PROBLEM TO WORK ON: Filter out everything except lines holding "marker".

Items from a figure collection

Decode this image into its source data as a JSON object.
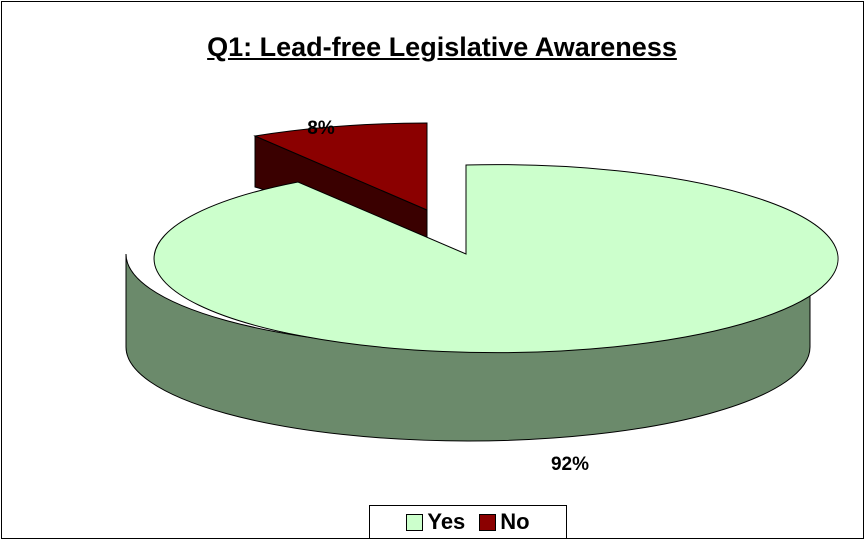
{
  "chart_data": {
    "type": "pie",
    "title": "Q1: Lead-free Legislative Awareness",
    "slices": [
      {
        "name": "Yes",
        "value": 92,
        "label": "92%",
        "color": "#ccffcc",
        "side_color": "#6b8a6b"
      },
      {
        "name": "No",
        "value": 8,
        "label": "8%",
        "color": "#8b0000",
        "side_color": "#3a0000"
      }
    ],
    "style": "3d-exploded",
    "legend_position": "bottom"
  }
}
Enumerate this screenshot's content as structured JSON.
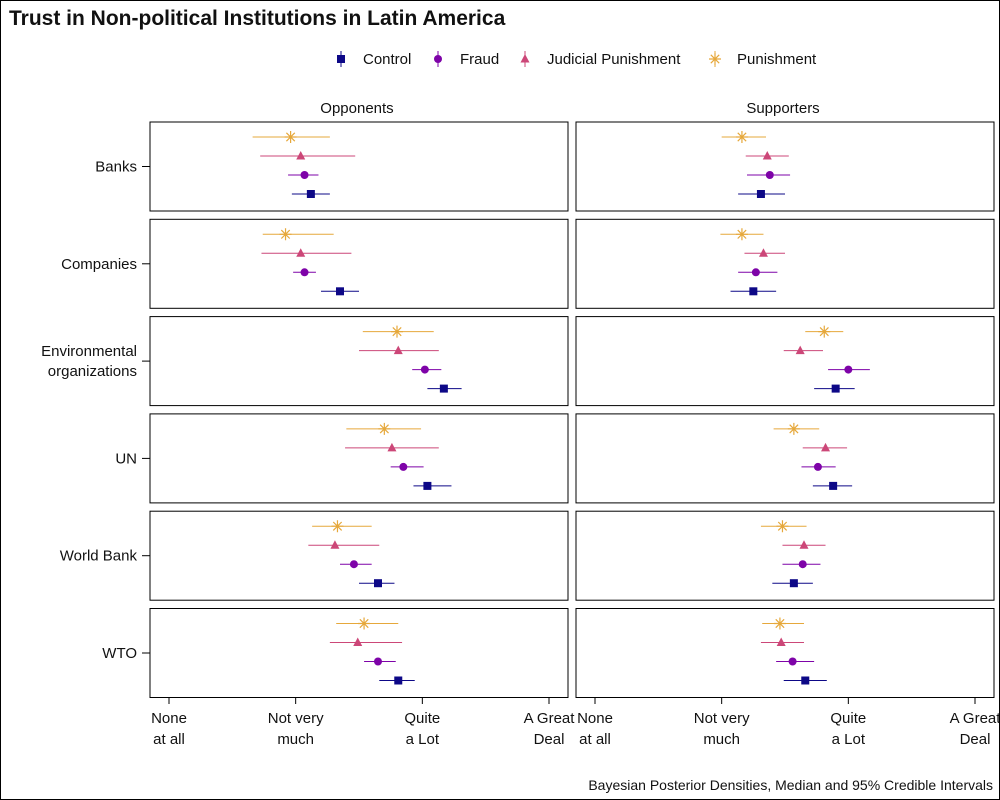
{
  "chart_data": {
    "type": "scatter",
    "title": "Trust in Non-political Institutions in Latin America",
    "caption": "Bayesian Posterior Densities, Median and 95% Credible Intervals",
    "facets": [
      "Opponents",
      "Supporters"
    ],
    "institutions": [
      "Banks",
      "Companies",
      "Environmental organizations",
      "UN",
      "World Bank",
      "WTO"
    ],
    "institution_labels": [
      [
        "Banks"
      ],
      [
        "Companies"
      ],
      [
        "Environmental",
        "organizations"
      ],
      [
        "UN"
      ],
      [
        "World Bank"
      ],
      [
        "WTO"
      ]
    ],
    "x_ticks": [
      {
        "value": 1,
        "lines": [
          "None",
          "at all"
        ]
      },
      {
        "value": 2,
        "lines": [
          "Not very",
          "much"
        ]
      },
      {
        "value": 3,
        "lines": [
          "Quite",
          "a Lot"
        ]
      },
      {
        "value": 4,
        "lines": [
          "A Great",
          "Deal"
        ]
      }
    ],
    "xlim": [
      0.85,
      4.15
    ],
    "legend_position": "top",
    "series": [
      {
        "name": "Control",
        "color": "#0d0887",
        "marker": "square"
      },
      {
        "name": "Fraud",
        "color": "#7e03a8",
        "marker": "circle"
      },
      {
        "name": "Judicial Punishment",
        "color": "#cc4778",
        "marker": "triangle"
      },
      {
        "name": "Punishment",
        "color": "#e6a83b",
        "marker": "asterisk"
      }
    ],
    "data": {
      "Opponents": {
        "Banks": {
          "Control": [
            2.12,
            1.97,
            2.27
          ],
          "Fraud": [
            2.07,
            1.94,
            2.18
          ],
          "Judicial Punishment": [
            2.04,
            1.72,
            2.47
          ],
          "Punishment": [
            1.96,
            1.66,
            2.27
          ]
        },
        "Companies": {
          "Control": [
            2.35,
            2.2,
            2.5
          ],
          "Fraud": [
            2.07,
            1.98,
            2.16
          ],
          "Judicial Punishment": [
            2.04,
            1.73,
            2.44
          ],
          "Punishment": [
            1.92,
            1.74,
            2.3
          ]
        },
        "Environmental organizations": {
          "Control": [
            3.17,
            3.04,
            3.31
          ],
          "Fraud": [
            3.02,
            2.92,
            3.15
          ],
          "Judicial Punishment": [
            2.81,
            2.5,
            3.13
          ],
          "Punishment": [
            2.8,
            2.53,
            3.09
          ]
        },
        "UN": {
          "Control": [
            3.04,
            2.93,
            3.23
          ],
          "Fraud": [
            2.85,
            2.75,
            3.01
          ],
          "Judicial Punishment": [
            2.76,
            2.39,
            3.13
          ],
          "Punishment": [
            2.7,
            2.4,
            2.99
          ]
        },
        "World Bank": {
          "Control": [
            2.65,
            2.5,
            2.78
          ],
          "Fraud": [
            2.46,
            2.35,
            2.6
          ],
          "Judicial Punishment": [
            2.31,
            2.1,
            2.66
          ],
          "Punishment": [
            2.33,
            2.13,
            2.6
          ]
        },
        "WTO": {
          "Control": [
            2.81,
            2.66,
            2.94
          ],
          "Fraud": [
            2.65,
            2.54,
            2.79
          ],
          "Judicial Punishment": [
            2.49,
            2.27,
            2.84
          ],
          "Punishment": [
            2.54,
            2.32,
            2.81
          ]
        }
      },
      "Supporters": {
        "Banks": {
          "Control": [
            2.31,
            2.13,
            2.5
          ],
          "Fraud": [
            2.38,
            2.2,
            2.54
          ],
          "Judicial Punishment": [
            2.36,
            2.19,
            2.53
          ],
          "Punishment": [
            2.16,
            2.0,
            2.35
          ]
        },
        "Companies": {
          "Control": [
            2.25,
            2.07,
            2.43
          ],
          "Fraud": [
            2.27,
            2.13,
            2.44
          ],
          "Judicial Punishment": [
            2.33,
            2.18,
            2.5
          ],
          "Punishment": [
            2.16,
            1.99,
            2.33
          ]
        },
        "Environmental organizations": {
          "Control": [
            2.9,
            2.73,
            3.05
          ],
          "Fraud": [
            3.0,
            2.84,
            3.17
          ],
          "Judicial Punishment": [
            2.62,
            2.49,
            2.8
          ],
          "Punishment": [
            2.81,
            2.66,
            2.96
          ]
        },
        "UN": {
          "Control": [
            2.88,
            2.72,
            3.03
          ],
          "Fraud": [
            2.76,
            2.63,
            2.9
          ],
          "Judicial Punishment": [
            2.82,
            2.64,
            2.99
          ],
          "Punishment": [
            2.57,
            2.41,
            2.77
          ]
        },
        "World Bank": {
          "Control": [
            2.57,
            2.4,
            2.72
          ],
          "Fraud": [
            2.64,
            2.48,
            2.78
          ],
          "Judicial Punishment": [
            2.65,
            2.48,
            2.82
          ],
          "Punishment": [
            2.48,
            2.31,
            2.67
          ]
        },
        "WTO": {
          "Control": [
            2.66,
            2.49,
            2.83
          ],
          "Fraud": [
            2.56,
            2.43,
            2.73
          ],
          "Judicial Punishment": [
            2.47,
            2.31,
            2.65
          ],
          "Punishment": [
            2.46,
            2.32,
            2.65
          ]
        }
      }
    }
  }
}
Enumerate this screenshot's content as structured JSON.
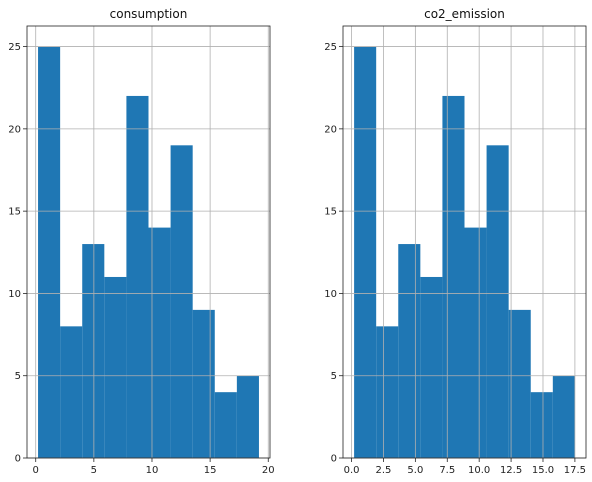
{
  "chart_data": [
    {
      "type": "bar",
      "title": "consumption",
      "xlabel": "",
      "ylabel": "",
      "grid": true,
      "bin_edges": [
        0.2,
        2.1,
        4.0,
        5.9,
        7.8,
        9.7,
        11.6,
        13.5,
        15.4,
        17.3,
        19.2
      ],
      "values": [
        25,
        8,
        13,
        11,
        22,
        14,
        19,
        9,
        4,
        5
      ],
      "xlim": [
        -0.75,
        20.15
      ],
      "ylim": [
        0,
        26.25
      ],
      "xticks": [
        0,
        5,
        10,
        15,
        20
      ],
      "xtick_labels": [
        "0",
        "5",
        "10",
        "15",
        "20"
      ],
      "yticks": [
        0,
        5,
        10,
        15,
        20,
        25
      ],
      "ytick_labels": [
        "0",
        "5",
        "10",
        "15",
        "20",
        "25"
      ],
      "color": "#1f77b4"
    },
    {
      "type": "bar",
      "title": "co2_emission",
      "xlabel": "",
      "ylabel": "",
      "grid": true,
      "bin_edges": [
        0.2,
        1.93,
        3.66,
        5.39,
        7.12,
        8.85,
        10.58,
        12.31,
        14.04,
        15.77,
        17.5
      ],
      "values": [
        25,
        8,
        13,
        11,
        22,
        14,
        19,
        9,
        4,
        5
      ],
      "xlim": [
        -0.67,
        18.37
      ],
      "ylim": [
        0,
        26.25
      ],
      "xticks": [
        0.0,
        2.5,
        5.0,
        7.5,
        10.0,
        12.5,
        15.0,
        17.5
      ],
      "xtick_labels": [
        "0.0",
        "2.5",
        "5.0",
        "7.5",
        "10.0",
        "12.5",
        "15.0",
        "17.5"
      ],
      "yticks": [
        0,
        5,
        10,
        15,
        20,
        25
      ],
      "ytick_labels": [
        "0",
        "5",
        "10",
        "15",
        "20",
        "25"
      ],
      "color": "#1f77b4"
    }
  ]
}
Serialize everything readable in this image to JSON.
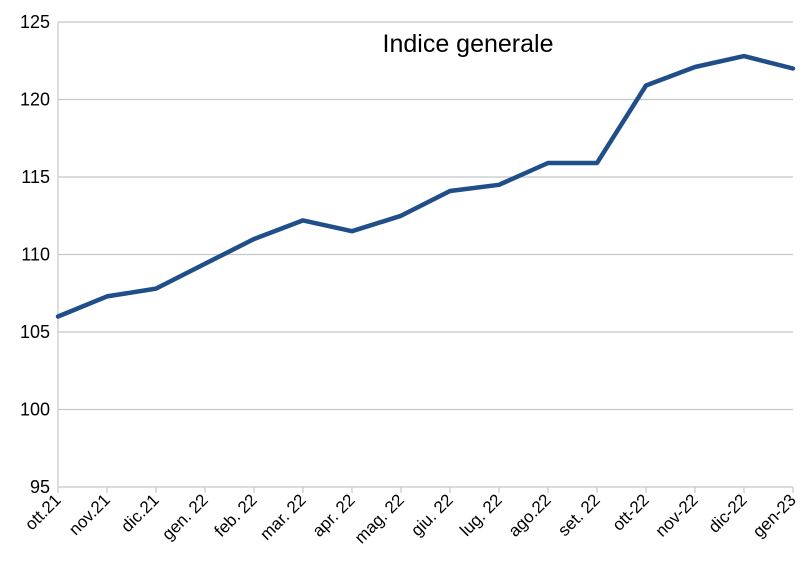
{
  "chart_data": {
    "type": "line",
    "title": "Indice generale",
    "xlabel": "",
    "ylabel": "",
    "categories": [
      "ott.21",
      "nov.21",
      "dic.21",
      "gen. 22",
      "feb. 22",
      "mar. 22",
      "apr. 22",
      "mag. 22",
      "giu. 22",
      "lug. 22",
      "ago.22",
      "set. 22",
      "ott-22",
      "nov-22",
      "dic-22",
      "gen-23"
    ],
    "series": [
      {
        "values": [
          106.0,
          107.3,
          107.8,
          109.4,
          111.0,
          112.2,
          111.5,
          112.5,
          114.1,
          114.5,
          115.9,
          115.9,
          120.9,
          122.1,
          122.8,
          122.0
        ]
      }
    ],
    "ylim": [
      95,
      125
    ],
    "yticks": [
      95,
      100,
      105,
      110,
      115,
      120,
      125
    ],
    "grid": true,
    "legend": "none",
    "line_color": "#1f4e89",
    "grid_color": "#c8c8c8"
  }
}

ANSWER:
        "marker": "square"
        "marker": "circle"
        "marker": "triangle"
        "marker": "asterisk"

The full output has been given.